■ **Goal of the exercise**:
Check each line of the material below for the string "LEAVING", then report how many lines have it, and nothing else.

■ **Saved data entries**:
+ + + + +

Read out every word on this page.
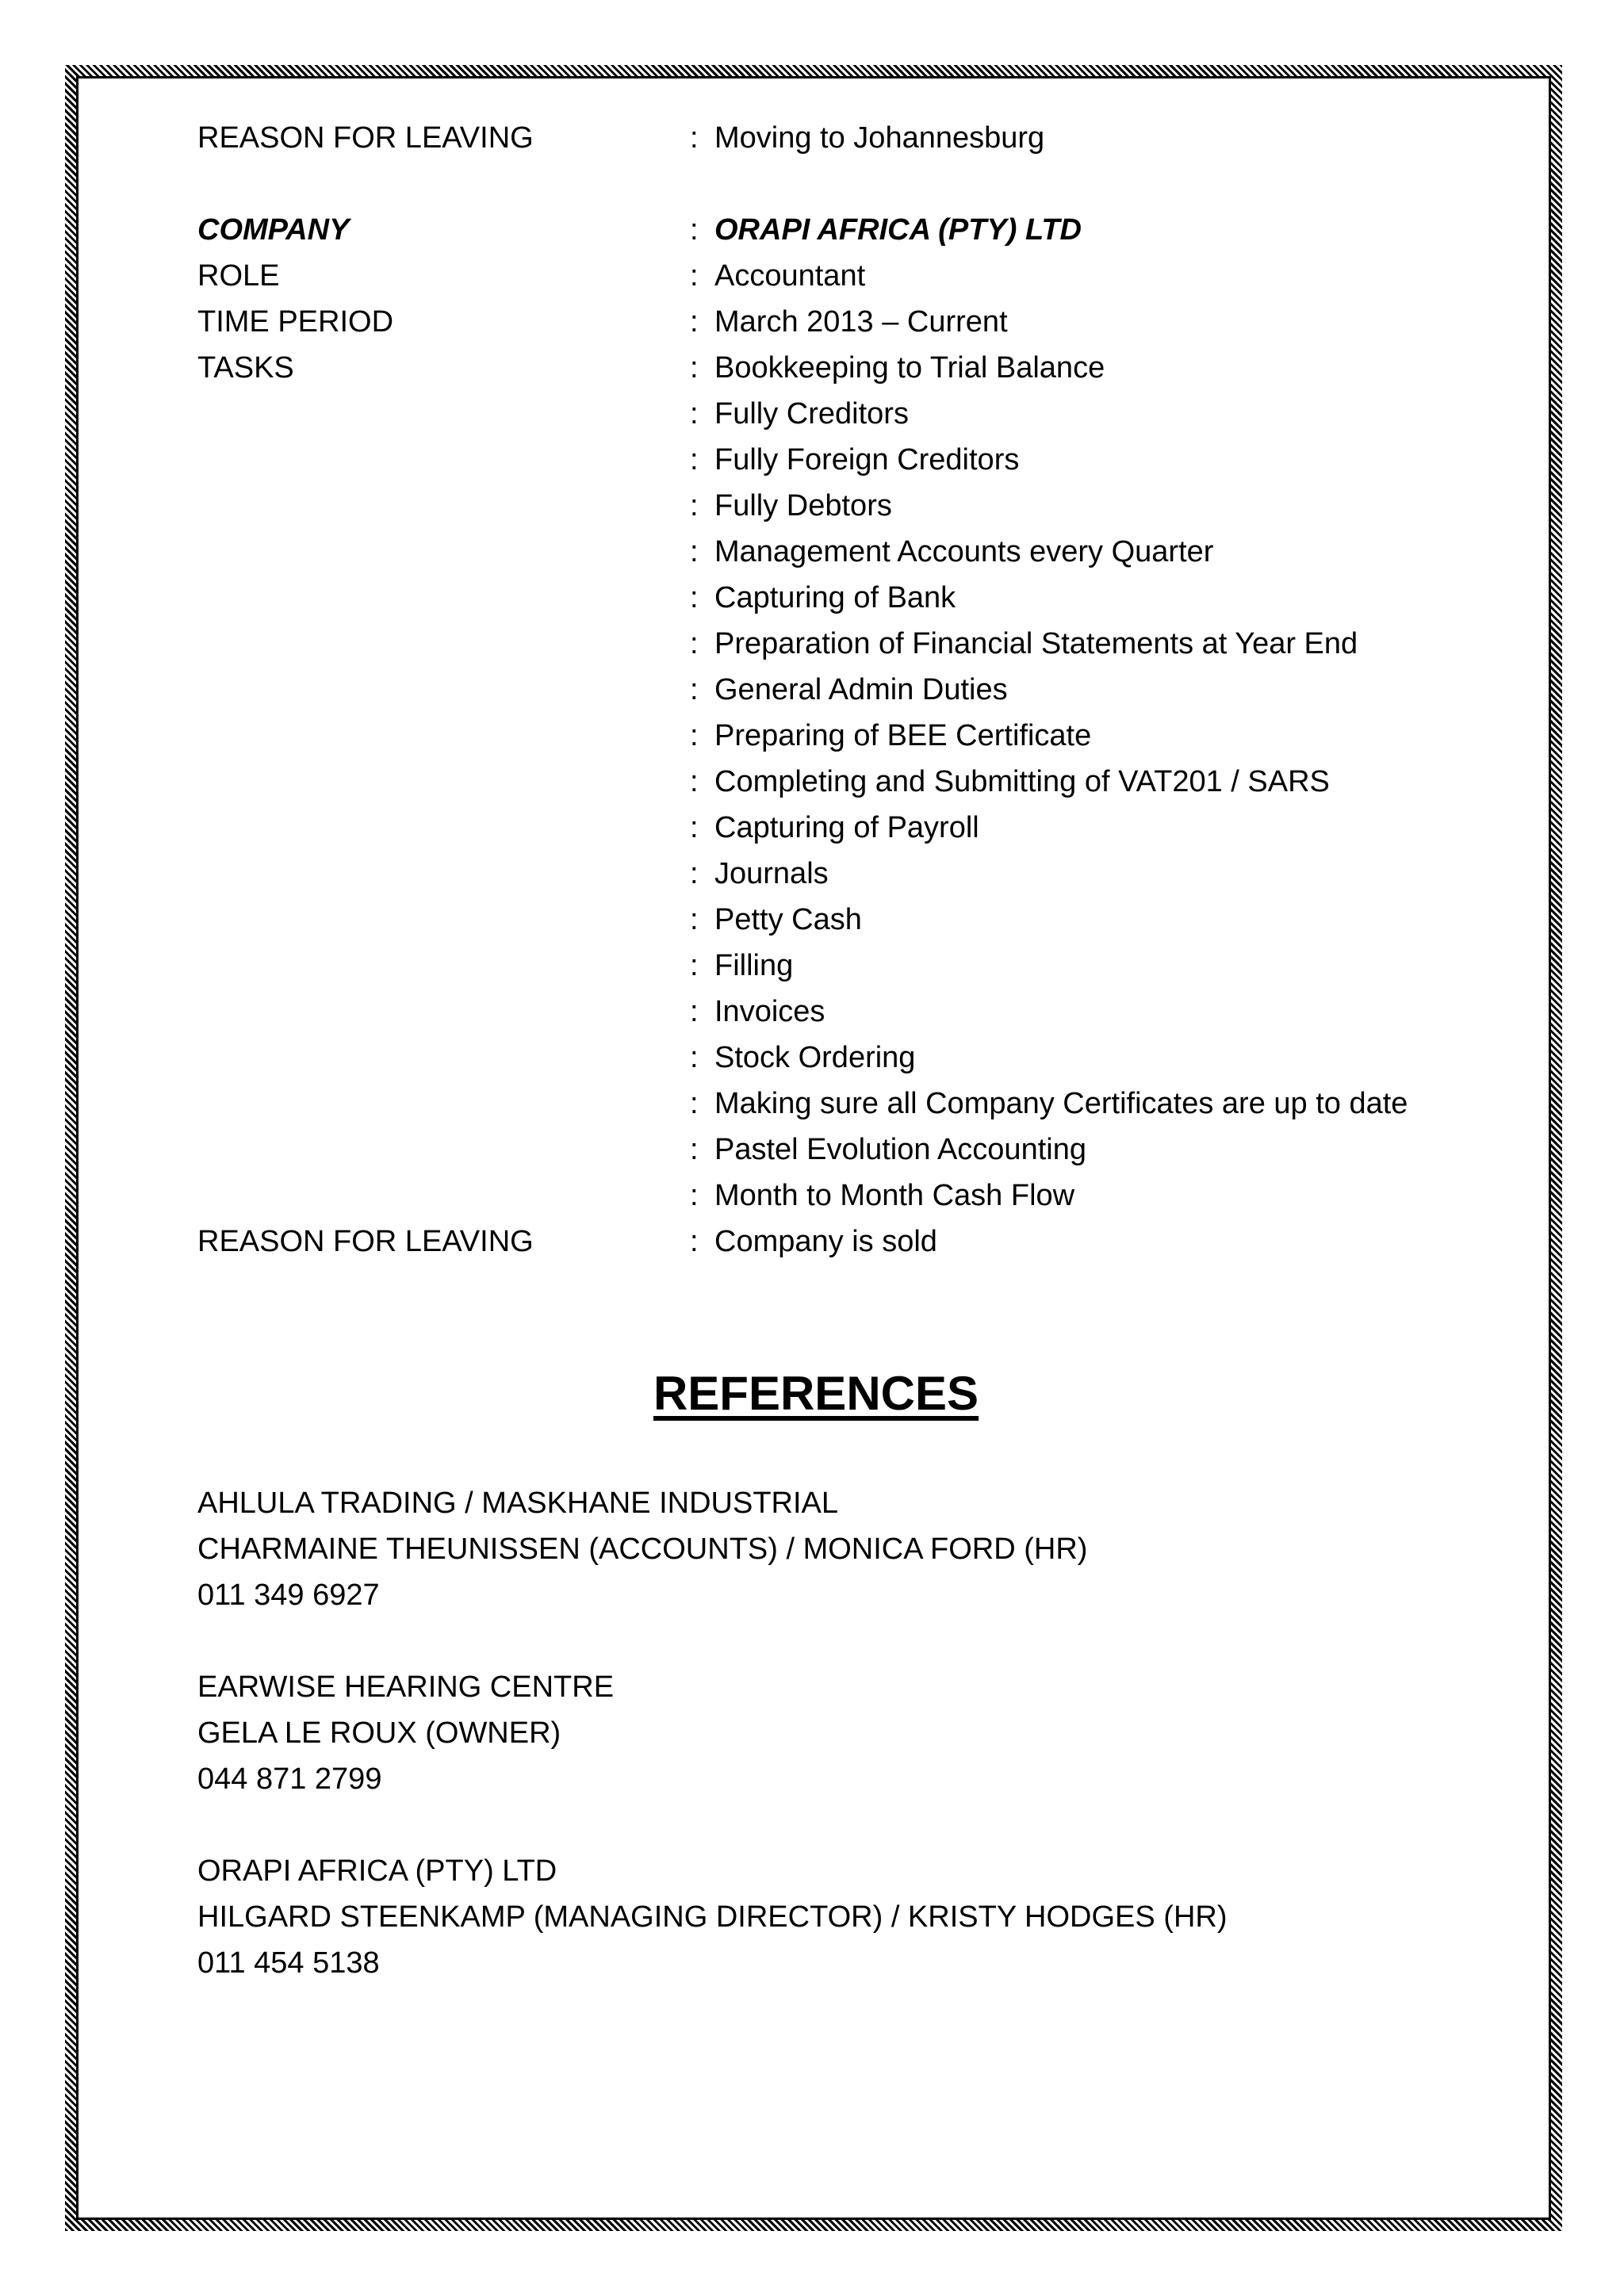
REASON FOR LEAVING	: Moving to Johannesburg
COMPANY	: ORAPI AFRICA (PTY) LTD
ROLE	: Accountant
TIME PERIOD	: March 2013 – Current
TASKS	: Bookkeeping to Trial Balance
: Fully Creditors
: Fully Foreign Creditors
: Fully Debtors
: Management Accounts every Quarter
: Capturing of Bank
: Preparation of Financial Statements at Year End
: General Admin Duties
: Preparing of BEE Certificate
: Completing and Submitting of VAT201 / SARS
: Capturing of Payroll
: Journals
: Petty Cash
: Filling
: Invoices
: Stock Ordering
: Making sure all Company Certificates are up to date
: Pastel Evolution Accounting
: Month to Month Cash Flow
REASON FOR LEAVING	: Company is sold
REFERENCES
AHLULA TRADING / MASKHANE INDUSTRIAL
CHARMAINE THEUNISSEN (ACCOUNTS) / MONICA FORD (HR)
011 349 6927
EARWISE HEARING CENTRE
GELA LE ROUX (OWNER)
044 871 2799
ORAPI AFRICA (PTY) LTD
HILGARD STEENKAMP (MANAGING DIRECTOR) / KRISTY HODGES (HR)
011 454 5138
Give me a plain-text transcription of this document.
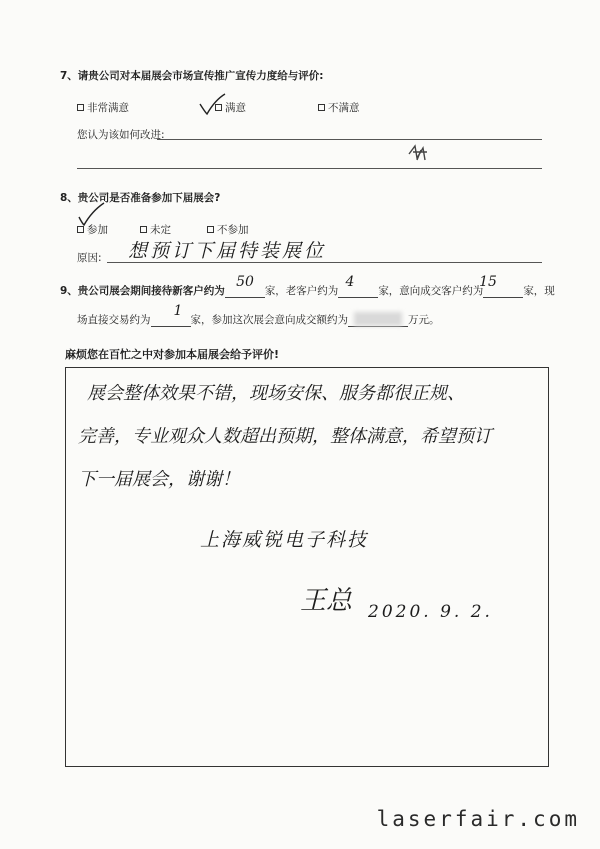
7、请贵公司对本届展会市场宣传推广宣传力度给与评价:
非常满意	满意	不满意
您认为该如何改进:
8、贵公司是否准备参加下届展会?
参加	未定	不参加
原因: 想预订下届特装展位
9、贵公司展会期间接待新客户约为	家，老客户约为	家，意向成交客户约为	家，现
50	4	15
场直接交易约为	家，参加这次展会意向成交额约为	万元。
1
麻烦您在百忙之中对参加本届展会给予评价!
展会整体效果不错，现场安保、服务都很正规、
完善，专业观众人数超出预期，整体满意，希望预订
下一届展会，谢谢！
上海威锐电子科技
王总 2020. 9. 2.
laserfair.com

+ + + + +

■ **Solution for this exercise**:
2